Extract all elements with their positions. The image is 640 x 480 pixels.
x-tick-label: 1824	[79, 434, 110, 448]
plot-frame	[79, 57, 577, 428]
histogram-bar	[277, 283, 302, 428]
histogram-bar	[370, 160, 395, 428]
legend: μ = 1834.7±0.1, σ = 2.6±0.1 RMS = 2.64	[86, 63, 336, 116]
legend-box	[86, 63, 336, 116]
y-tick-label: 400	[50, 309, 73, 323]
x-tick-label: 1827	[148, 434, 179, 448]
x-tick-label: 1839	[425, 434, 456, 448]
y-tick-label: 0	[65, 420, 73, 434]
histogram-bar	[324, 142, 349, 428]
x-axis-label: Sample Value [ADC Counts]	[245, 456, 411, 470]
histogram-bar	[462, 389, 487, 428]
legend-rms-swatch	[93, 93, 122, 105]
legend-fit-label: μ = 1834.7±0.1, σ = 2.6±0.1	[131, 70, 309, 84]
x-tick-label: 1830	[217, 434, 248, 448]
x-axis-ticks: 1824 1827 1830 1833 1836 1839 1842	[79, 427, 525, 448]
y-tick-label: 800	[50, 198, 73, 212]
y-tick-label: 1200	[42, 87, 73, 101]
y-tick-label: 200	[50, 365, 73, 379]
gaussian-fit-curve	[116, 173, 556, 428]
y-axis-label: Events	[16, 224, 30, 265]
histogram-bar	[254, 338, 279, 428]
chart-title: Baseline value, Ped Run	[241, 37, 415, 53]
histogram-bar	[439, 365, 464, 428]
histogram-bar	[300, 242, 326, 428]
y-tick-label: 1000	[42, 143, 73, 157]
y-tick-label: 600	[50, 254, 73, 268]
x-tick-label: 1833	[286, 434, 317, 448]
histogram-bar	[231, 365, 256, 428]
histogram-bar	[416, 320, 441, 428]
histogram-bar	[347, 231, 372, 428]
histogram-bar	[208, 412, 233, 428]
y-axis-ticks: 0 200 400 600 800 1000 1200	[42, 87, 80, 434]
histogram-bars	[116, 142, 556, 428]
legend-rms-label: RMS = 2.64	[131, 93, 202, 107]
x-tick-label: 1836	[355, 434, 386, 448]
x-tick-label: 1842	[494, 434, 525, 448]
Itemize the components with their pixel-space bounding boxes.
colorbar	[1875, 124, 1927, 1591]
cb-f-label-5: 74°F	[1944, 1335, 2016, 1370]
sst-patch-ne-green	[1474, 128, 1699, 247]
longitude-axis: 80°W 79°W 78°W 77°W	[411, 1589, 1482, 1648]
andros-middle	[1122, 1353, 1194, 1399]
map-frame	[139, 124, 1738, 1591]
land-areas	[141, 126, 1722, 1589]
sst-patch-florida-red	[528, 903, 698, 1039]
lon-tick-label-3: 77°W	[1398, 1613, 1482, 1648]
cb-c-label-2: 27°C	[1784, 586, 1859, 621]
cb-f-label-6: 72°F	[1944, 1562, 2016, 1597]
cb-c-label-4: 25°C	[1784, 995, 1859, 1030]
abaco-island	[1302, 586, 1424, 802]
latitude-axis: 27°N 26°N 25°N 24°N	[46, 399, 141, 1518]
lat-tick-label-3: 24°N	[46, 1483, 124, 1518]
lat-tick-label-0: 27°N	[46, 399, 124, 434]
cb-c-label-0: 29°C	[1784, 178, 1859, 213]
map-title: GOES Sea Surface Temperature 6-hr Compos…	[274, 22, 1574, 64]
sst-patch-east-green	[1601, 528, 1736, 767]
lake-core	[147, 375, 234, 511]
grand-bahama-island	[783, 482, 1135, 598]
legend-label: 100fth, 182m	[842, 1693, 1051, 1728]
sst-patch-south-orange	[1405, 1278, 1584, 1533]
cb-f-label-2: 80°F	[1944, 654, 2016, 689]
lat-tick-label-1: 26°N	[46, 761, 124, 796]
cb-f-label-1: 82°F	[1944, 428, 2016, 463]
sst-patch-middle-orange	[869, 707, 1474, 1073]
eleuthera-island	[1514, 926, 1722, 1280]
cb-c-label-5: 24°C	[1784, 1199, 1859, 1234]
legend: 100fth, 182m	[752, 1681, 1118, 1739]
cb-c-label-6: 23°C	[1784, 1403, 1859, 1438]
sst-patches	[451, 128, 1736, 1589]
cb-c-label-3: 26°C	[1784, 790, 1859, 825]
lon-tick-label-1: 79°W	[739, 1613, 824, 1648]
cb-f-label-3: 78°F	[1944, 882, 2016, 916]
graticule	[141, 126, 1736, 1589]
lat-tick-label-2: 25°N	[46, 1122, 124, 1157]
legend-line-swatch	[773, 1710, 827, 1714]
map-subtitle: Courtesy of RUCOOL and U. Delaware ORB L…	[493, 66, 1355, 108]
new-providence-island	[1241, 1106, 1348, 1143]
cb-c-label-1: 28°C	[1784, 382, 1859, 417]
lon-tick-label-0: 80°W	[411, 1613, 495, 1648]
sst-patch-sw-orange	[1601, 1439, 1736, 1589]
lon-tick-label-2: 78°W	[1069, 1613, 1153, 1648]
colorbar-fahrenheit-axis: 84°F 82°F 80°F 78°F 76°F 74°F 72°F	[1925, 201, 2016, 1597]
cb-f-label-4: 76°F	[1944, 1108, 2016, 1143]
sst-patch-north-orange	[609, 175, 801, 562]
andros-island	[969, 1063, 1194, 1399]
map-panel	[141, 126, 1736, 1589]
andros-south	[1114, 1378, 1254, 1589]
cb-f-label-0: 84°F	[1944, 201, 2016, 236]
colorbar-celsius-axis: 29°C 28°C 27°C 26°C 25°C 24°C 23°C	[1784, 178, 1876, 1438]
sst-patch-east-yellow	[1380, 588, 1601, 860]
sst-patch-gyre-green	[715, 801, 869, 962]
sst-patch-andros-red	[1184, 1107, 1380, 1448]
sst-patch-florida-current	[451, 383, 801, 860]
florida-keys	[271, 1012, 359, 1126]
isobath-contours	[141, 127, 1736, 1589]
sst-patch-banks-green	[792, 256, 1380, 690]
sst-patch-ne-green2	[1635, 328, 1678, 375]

::::::::::

» **Task requirements**
Reproduce the material exactly, from its first line through the line that contains "93, 202, 107]".

» **The result**
Extract all elements with their positions. The image is 640 x 480 pixels.
x-tick-label: 1824	[79, 434, 110, 448]
plot-frame	[79, 57, 577, 428]
histogram-bar	[277, 283, 302, 428]
histogram-bar	[370, 160, 395, 428]
legend: μ = 1834.7±0.1, σ = 2.6±0.1 RMS = 2.64	[86, 63, 336, 116]
legend-box	[86, 63, 336, 116]
y-tick-label: 400	[50, 309, 73, 323]
x-tick-label: 1827	[148, 434, 179, 448]
x-tick-label: 1839	[425, 434, 456, 448]
y-tick-label: 0	[65, 420, 73, 434]
histogram-bar	[324, 142, 349, 428]
x-axis-label: Sample Value [ADC Counts]	[245, 456, 411, 470]
histogram-bar	[462, 389, 487, 428]
legend-rms-swatch	[93, 93, 122, 105]
legend-fit-label: μ = 1834.7±0.1, σ = 2.6±0.1	[131, 70, 309, 84]
x-tick-label: 1830	[217, 434, 248, 448]
x-axis-ticks: 1824 1827 1830 1833 1836 1839 1842	[79, 427, 525, 448]
y-tick-label: 800	[50, 198, 73, 212]
y-tick-label: 1200	[42, 87, 73, 101]
y-tick-label: 200	[50, 365, 73, 379]
gaussian-fit-curve	[116, 173, 556, 428]
y-axis-label: Events	[16, 224, 30, 265]
histogram-bar	[254, 338, 279, 428]
chart-title: Baseline value, Ped Run	[241, 37, 415, 53]
histogram-bar	[439, 365, 464, 428]
histogram-bar	[300, 242, 326, 428]
y-tick-label: 1000	[42, 143, 73, 157]
y-tick-label: 600	[50, 254, 73, 268]
x-tick-label: 1833	[286, 434, 317, 448]
histogram-bar	[231, 365, 256, 428]
histogram-bar	[416, 320, 441, 428]
histogram-bar	[347, 231, 372, 428]
histogram-bar	[208, 412, 233, 428]
y-axis-ticks: 0 200 400 600 800 1000 1200	[42, 87, 80, 434]
histogram-bars	[116, 142, 556, 428]
legend-rms-label: RMS = 2.64	[131, 93, 202, 107]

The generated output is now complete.